» **Work to complete**
Copy each line exactly. Drop every picture.

··· Exercise material ···

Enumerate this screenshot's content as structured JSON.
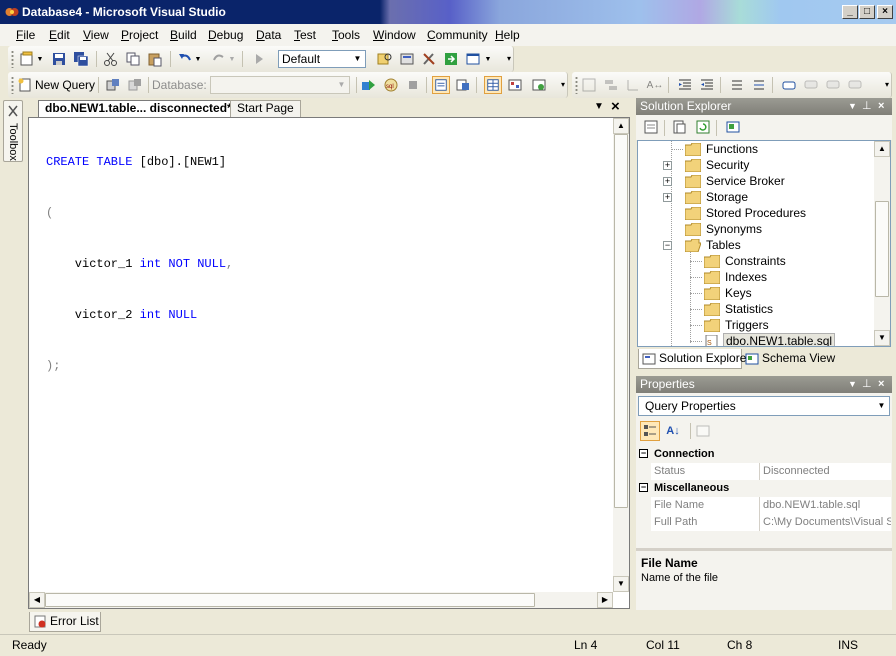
{
  "window": {
    "title": "Database4 - Microsoft Visual Studio"
  },
  "menu": [
    "File",
    "Edit",
    "View",
    "Project",
    "Build",
    "Debug",
    "Data",
    "Test",
    "Tools",
    "Window",
    "Community",
    "Help"
  ],
  "toolbar1": {
    "config_value": "Default"
  },
  "toolbar2": {
    "new_query_label": "New Query",
    "database_label": "Database:",
    "database_value": ""
  },
  "toolbox": {
    "label": "Toolbox"
  },
  "doc_tabs": [
    {
      "label": "dbo.NEW1.table... disconnected*"
    },
    {
      "label": "Start Page"
    }
  ],
  "editor": {
    "lines": [
      {
        "a": "CREATE TABLE",
        "b": " [dbo].[NEW1]"
      },
      {
        "a": "("
      },
      {
        "a": "    victor_1 ",
        "b": "int NOT NULL",
        "c": ","
      },
      {
        "a": "    victor_2 ",
        "b": "int NULL"
      },
      {
        "a": ");"
      }
    ]
  },
  "solution_explorer": {
    "title": "Solution Explorer",
    "tree": [
      {
        "label": "Functions"
      },
      {
        "label": "Security"
      },
      {
        "label": "Service Broker"
      },
      {
        "label": "Storage"
      },
      {
        "label": "Stored Procedures"
      },
      {
        "label": "Synonyms"
      },
      {
        "label": "Tables"
      },
      {
        "label": "Constraints"
      },
      {
        "label": "Indexes"
      },
      {
        "label": "Keys"
      },
      {
        "label": "Statistics"
      },
      {
        "label": "Triggers"
      },
      {
        "label": "dbo.NEW1.table.sql"
      }
    ],
    "tabs": [
      "Solution Explorer",
      "Schema View"
    ]
  },
  "properties": {
    "title": "Properties",
    "object": "Query Properties",
    "categories": [
      {
        "name": "Connection",
        "rows": [
          {
            "name": "Status",
            "value": "Disconnected"
          }
        ]
      },
      {
        "name": "Miscellaneous",
        "rows": [
          {
            "name": "File Name",
            "value": "dbo.NEW1.table.sql"
          },
          {
            "name": "Full Path",
            "value": "C:\\My Documents\\Visual St"
          }
        ]
      }
    ],
    "desc_title": "File Name",
    "desc_text": "Name of the file"
  },
  "bottom_tabs": [
    "Error List"
  ],
  "status": {
    "message": "Ready",
    "ln": "Ln 4",
    "col": "Col 11",
    "ch": "Ch 8",
    "mode": "INS"
  },
  "colors": {
    "keyword": "#0000ff",
    "title_bar": "#0a246a",
    "panel_title": "#8c8b84"
  }
}
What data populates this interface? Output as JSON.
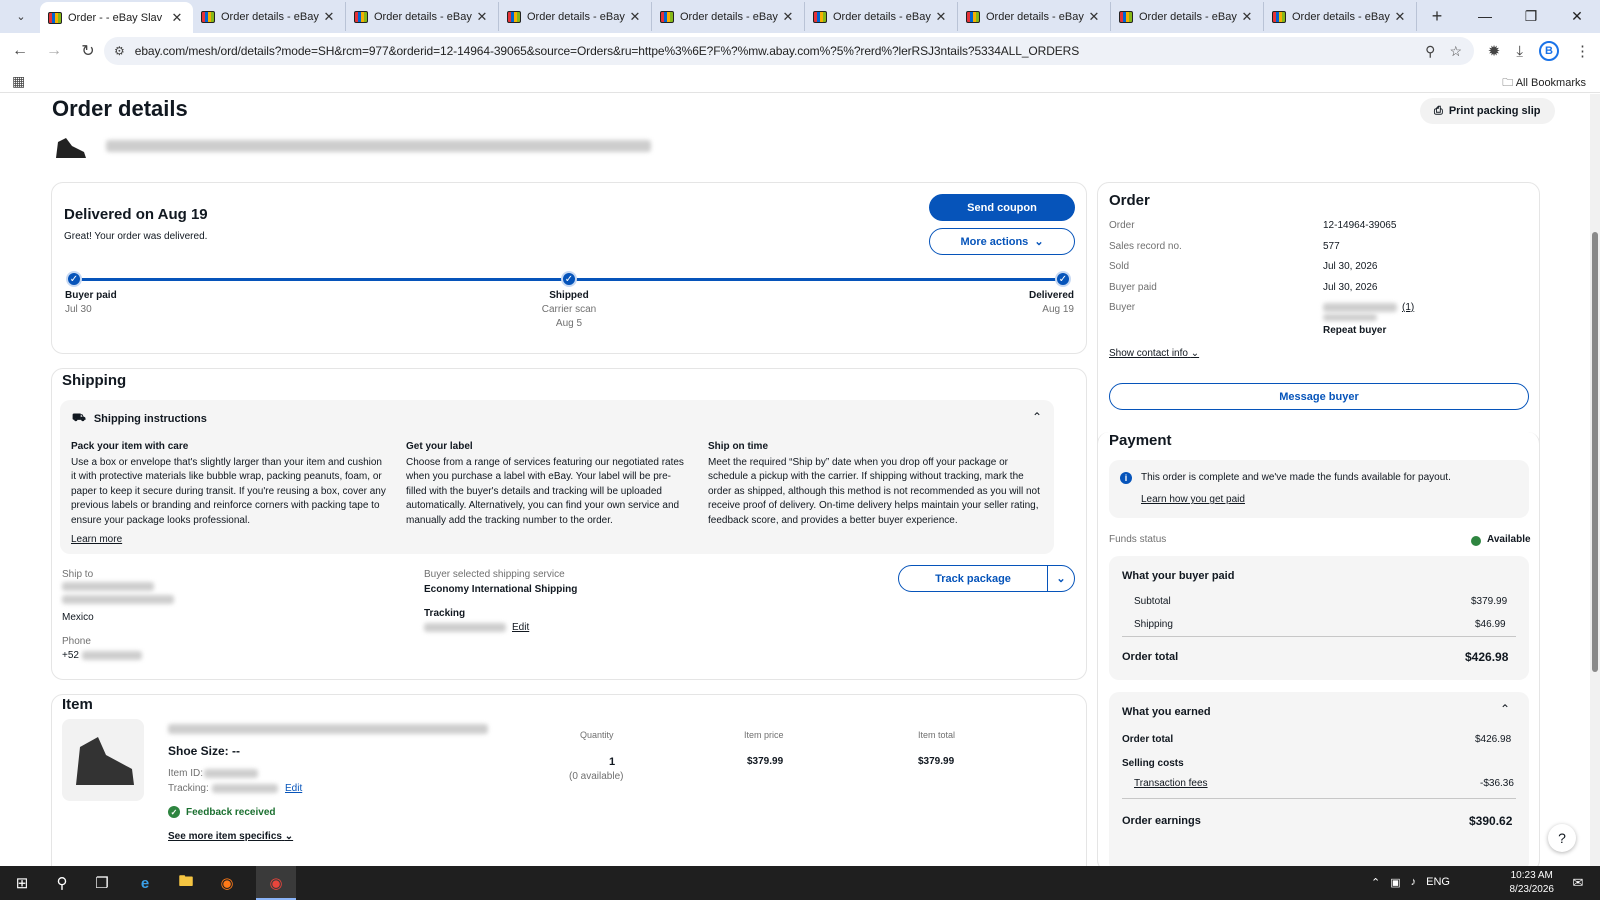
{
  "browser": {
    "tabs": [
      {
        "title": "Order  - - eBay Slav"
      },
      {
        "title": "Order details - eBay"
      },
      {
        "title": "Order details - eBay"
      },
      {
        "title": "Order details - eBay"
      },
      {
        "title": "Order details - eBay"
      },
      {
        "title": "Order details - eBay"
      },
      {
        "title": "Order details - eBay"
      },
      {
        "title": "Order details - eBay"
      },
      {
        "title": "Order details - eBay"
      }
    ],
    "url": "ebay.com/mesh/ord/details?mode=SH&rcm=977&orderid=12-14964-39065&source=Orders&ru=httpe%3%6E?F%?%mw.abay.com%?5%?rerd%?lerRSJ3ntails?5334ALL_ORDERS",
    "all_bookmarks": "All Bookmarks"
  },
  "page": {
    "title": "Order details",
    "print_label": "Print packing slip"
  },
  "status": {
    "heading": "Delivered on Aug 19",
    "message": "Great! Your order was delivered.",
    "send_coupon": "Send coupon",
    "more_actions": "More actions",
    "steps": [
      {
        "label": "Buyer paid",
        "sub1": "Jul 30",
        "sub2": ""
      },
      {
        "label": "Shipped",
        "sub1": "Carrier scan",
        "sub2": "Aug 5"
      },
      {
        "label": "Delivered",
        "sub1": "Aug 19",
        "sub2": ""
      }
    ]
  },
  "shipping": {
    "title": "Shipping",
    "instructions_title": "Shipping instructions",
    "col1_title": "Pack your item with care",
    "col1_text": "Use a box or envelope that's slightly larger than your item and cushion it with protective materials like bubble wrap, packing peanuts, foam, or paper to keep it secure during transit. If you're reusing a box, cover any previous labels or branding and reinforce corners with packing tape to ensure your package looks professional.",
    "col2_title": "Get your label",
    "col2_text": "Choose from a range of services featuring our negotiated rates when you purchase a label with eBay. Your label will be pre-filled with the buyer's details and tracking will be uploaded automatically. Alternatively, you can find your own service and manually add the tracking number to the order.",
    "col3_title": "Ship on time",
    "col3_text": "Meet the required “Ship by” date when you drop off your package or schedule a pickup with the carrier. If shipping without tracking, mark the order as shipped, although this method is not recommended as you will not receive proof of delivery. On-time delivery helps maintain your seller rating, feedback score, and provides a better buyer experience.",
    "learn_more": "Learn more",
    "ship_to_label": "Ship to",
    "country": "Mexico",
    "phone_label": "Phone",
    "phone_prefix": "+52",
    "service_label": "Buyer selected shipping service",
    "service_value": "Economy International Shipping",
    "tracking_label": "Tracking",
    "edit": "Edit",
    "track_package": "Track package"
  },
  "item": {
    "title": "Item",
    "shoe_size": "Shoe Size: --",
    "item_id_label": "Item ID:",
    "tracking_label": "Tracking:",
    "edit": "Edit",
    "feedback": "Feedback received",
    "see_more": "See more item specifics",
    "quantity_header": "Quantity",
    "price_header": "Item price",
    "total_header": "Item total",
    "quantity": "1",
    "available": "(0 available)",
    "price": "$379.99",
    "total": "$379.99"
  },
  "order": {
    "title": "Order",
    "rows": [
      {
        "label": "Order",
        "value": "12-14964-39065"
      },
      {
        "label": "Sales record no.",
        "value": "577"
      },
      {
        "label": "Sold",
        "value": "Jul 30, 2026"
      },
      {
        "label": "Buyer paid",
        "value": "Jul 30, 2026"
      }
    ],
    "buyer_label": "Buyer",
    "buyer_count": "(1)",
    "repeat_buyer": "Repeat buyer",
    "show_contact": "Show contact info",
    "message_buyer": "Message buyer"
  },
  "payment": {
    "title": "Payment",
    "notice": "This order is complete and we've made the funds available for payout.",
    "learn_link": "Learn how you get paid",
    "funds_status_label": "Funds status",
    "funds_status_value": "Available",
    "buyer_paid_title": "What your buyer paid",
    "subtotal_label": "Subtotal",
    "subtotal": "$379.99",
    "shipping_label": "Shipping",
    "shipping": "$46.99",
    "order_total_label": "Order total",
    "order_total": "$426.98",
    "earned_title": "What you earned",
    "earned_order_total_label": "Order total",
    "earned_order_total": "$426.98",
    "selling_costs": "Selling costs",
    "transaction_fees_label": "Transaction fees",
    "transaction_fees": "-$36.36",
    "earnings_label": "Order earnings",
    "earnings": "$390.62"
  },
  "taskbar": {
    "time": "10:23 AM",
    "date": "8/23/2026",
    "lang": "ENG"
  },
  "colors": {
    "ebay_blue": "#0654ba",
    "available_green": "#2e8540"
  }
}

···

» **The response**
Enumerate this screenshot's content as structured JSON.
{
  "window": {
    "title": "Database4 - Microsoft Visual Studio"
  },
  "menu": [
    "File",
    "Edit",
    "View",
    "Project",
    "Build",
    "Debug",
    "Data",
    "Test",
    "Tools",
    "Window",
    "Community",
    "Help"
  ],
  "toolbar1": {
    "config_value": "Default"
  },
  "toolbar2": {
    "new_query_label": "New Query",
    "database_label": "Database:",
    "database_value": ""
  },
  "toolbox": {
    "label": "Toolbox"
  },
  "doc_tabs": [
    {
      "label": "dbo.NEW1.table... disconnected*"
    },
    {
      "label": "Start Page"
    }
  ],
  "editor": {
    "lines": [
      {
        "a": "CREATE TABLE",
        "b": " [dbo].[NEW1]"
      },
      {
        "a": "("
      },
      {
        "a": "    victor_1 ",
        "b": "int NOT NULL",
        "c": ","
      },
      {
        "a": "    victor_2 ",
        "b": "int NULL"
      },
      {
        "a": ");"
      }
    ]
  },
  "solution_explorer": {
    "title": "Solution Explorer",
    "tree": [
      {
        "label": "Functions"
      },
      {
        "label": "Security"
      },
      {
        "label": "Service Broker"
      },
      {
        "label": "Storage"
      },
      {
        "label": "Stored Procedures"
      },
      {
        "label": "Synonyms"
      },
      {
        "label": "Tables"
      },
      {
        "label": "Constraints"
      },
      {
        "label": "Indexes"
      },
      {
        "label": "Keys"
      },
      {
        "label": "Statistics"
      },
      {
        "label": "Triggers"
      },
      {
        "label": "dbo.NEW1.table.sql"
      }
    ],
    "tabs": [
      "Solution Explorer",
      "Schema View"
    ]
  },
  "properties": {
    "title": "Properties",
    "object": "Query Properties",
    "categories": [
      {
        "name": "Connection",
        "rows": [
          {
            "name": "Status",
            "value": "Disconnected"
          }
        ]
      },
      {
        "name": "Miscellaneous",
        "rows": [
          {
            "name": "File Name",
            "value": "dbo.NEW1.table.sql"
          },
          {
            "name": "Full Path",
            "value": "C:\\My Documents\\Visual St"
          }
        ]
      }
    ],
    "desc_title": "File Name",
    "desc_text": "Name of the file"
  },
  "bottom_tabs": [
    "Error List"
  ],
  "status": {
    "message": "Ready",
    "ln": "Ln 4",
    "col": "Col 11",
    "ch": "Ch 8",
    "mode": "INS"
  },
  "colors": {
    "keyword": "#0000ff",
    "title_bar": "#0a246a",
    "panel_title": "#8c8b84"
  }
}
What data populates this interface? Output as JSON.
{
  "browser": {
    "tabs": [
      {
        "title": "Order  - - eBay Slav"
      },
      {
        "title": "Order details - eBay"
      },
      {
        "title": "Order details - eBay"
      },
      {
        "title": "Order details - eBay"
      },
      {
        "title": "Order details - eBay"
      },
      {
        "title": "Order details - eBay"
      },
      {
        "title": "Order details - eBay"
      },
      {
        "title": "Order details - eBay"
      },
      {
        "title": "Order details - eBay"
      }
    ],
    "url": "ebay.com/mesh/ord/details?mode=SH&rcm=977&orderid=12-14964-39065&source=Orders&ru=httpe%3%6E?F%?%mw.abay.com%?5%?rerd%?lerRSJ3ntails?5334ALL_ORDERS",
    "all_bookmarks": "All Bookmarks"
  },
  "page": {
    "title": "Order details",
    "print_label": "Print packing slip"
  },
  "status": {
    "heading": "Delivered on Aug 19",
    "message": "Great! Your order was delivered.",
    "send_coupon": "Send coupon",
    "more_actions": "More actions",
    "steps": [
      {
        "label": "Buyer paid",
        "sub1": "Jul 30",
        "sub2": ""
      },
      {
        "label": "Shipped",
        "sub1": "Carrier scan",
        "sub2": "Aug 5"
      },
      {
        "label": "Delivered",
        "sub1": "Aug 19",
        "sub2": ""
      }
    ]
  },
  "shipping": {
    "title": "Shipping",
    "instructions_title": "Shipping instructions",
    "col1_title": "Pack your item with care",
    "col1_text": "Use a box or envelope that's slightly larger than your item and cushion it with protective materials like bubble wrap, packing peanuts, foam, or paper to keep it secure during transit. If you're reusing a box, cover any previous labels or branding and reinforce corners with packing tape to ensure your package looks professional.",
    "col2_title": "Get your label",
    "col2_text": "Choose from a range of services featuring our negotiated rates when you purchase a label with eBay. Your label will be pre-filled with the buyer's details and tracking will be uploaded automatically. Alternatively, you can find your own service and manually add the tracking number to the order.",
    "col3_title": "Ship on time",
    "col3_text": "Meet the required “Ship by” date when you drop off your package or schedule a pickup with the carrier. If shipping without tracking, mark the order as shipped, although this method is not recommended as you will not receive proof of delivery. On-time delivery helps maintain your seller rating, feedback score, and provides a better buyer experience.",
    "learn_more": "Learn more",
    "ship_to_label": "Ship to",
    "country": "Mexico",
    "phone_label": "Phone",
    "phone_prefix": "+52",
    "service_label": "Buyer selected shipping service",
    "service_value": "Economy International Shipping",
    "tracking_label": "Tracking",
    "edit": "Edit",
    "track_package": "Track package"
  },
  "item": {
    "title": "Item",
    "shoe_size": "Shoe Size: --",
    "item_id_label": "Item ID:",
    "tracking_label": "Tracking:",
    "edit": "Edit",
    "feedback": "Feedback received",
    "see_more": "See more item specifics",
    "quantity_header": "Quantity",
    "price_header": "Item price",
    "total_header": "Item total",
    "quantity": "1",
    "available": "(0 available)",
    "price": "$379.99",
    "total": "$379.99"
  },
  "order": {
    "title": "Order",
    "rows": [
      {
        "label": "Order",
        "value": "12-14964-39065"
      },
      {
        "label": "Sales record no.",
        "value": "577"
      },
      {
        "label": "Sold",
        "value": "Jul 30, 2026"
      },
      {
        "label": "Buyer paid",
        "value": "Jul 30, 2026"
      }
    ],
    "buyer_label": "Buyer",
    "buyer_count": "(1)",
    "repeat_buyer": "Repeat buyer",
    "show_contact": "Show contact info",
    "message_buyer": "Message buyer"
  },
  "payment": {
    "title": "Payment",
    "notice": "This order is complete and we've made the funds available for payout.",
    "learn_link": "Learn how you get paid",
    "funds_status_label": "Funds status",
    "funds_status_value": "Available",
    "buyer_paid_title": "What your buyer paid",
    "subtotal_label": "Subtotal",
    "subtotal": "$379.99",
    "shipping_label": "Shipping",
    "shipping": "$46.99",
    "order_total_label": "Order total",
    "order_total": "$426.98",
    "earned_title": "What you earned",
    "earned_order_total_label": "Order total",
    "earned_order_total": "$426.98",
    "selling_costs": "Selling costs",
    "transaction_fees_label": "Transaction fees",
    "transaction_fees": "-$36.36",
    "earnings_label": "Order earnings",
    "earnings": "$390.62"
  },
  "taskbar": {
    "time": "10:23 AM",
    "date": "8/23/2026",
    "lang": "ENG"
  },
  "colors": {
    "ebay_blue": "#0654ba",
    "available_green": "#2e8540"
  }
}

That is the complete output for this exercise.